EXERCISE MATERIALS |
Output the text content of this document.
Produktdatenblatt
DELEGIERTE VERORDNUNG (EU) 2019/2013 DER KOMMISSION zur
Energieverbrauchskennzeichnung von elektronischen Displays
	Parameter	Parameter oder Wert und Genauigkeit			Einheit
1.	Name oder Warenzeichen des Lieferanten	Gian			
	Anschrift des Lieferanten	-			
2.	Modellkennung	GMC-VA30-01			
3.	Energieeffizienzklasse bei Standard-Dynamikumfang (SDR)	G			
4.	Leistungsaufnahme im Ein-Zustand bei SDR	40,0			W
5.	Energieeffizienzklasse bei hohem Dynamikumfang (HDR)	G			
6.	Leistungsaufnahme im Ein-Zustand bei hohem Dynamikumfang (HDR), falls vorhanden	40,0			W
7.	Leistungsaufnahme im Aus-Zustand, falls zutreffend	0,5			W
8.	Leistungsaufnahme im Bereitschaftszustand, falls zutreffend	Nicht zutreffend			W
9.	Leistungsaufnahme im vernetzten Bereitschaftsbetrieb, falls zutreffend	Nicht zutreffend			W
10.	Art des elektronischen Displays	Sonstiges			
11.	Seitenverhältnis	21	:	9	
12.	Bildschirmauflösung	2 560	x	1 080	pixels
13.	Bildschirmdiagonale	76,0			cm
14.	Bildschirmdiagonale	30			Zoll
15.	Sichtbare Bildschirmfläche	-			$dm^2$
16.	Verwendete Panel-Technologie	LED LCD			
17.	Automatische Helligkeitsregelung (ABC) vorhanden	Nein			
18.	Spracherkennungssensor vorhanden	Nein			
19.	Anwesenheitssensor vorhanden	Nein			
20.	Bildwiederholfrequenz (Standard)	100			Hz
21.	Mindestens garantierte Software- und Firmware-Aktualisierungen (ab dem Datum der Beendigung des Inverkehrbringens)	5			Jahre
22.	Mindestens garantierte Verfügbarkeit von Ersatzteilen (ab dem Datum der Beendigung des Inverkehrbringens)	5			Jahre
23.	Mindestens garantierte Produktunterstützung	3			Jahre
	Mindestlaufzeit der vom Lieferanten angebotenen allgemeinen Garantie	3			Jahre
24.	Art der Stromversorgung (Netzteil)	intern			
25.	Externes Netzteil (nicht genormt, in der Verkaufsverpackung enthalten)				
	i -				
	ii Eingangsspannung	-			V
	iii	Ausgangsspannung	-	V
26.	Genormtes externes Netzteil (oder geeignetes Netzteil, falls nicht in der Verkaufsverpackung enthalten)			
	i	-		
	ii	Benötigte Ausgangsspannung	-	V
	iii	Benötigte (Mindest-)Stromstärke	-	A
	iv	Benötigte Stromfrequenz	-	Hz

---

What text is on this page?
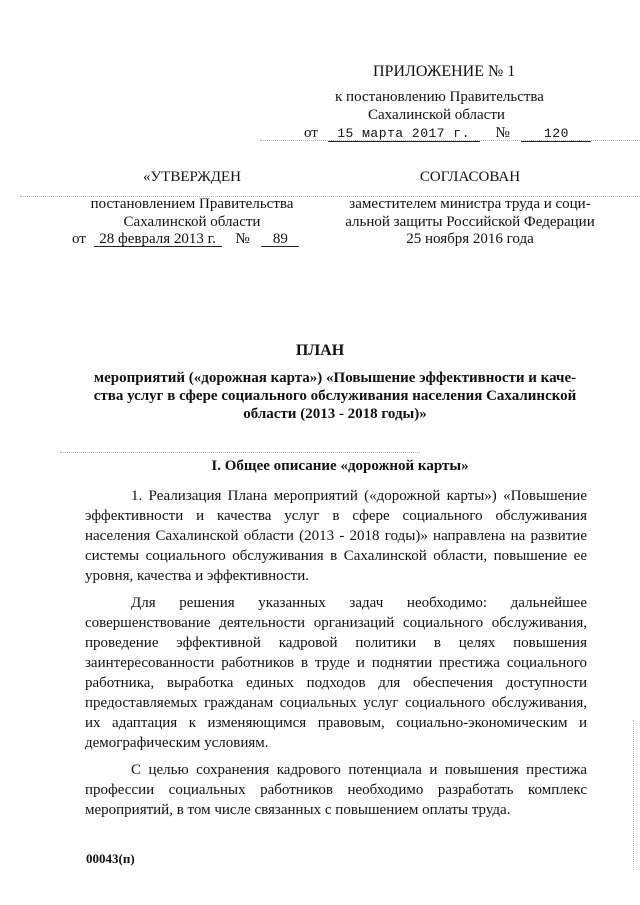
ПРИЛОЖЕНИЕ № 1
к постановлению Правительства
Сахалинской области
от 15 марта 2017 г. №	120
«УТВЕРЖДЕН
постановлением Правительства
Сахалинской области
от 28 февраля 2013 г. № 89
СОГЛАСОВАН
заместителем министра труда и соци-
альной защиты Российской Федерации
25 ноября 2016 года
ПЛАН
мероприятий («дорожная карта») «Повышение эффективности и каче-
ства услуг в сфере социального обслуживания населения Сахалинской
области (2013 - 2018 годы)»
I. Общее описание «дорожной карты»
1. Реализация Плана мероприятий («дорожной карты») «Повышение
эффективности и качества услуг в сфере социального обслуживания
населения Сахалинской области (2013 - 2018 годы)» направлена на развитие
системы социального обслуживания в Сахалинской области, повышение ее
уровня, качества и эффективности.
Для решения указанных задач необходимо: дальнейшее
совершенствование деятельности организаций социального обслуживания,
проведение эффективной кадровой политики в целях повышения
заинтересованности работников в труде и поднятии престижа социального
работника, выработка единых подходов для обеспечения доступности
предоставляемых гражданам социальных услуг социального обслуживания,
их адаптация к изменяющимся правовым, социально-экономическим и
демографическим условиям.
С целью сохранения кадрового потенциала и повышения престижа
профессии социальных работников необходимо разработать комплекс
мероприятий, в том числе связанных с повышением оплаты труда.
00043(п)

WORK INSTRUCTIONS | Return each line in the records that holds the string "oder".

ANSWER FOR THE TASK |
	Parameter	Parameter oder Wert und Genauigkeit			Einheit
1.	Name oder Warenzeichen des Lieferanten	Gian			
26.	Genormtes externes Netzteil (oder geeignetes Netzteil, falls nicht in der Verkaufsverpackung enthalten)			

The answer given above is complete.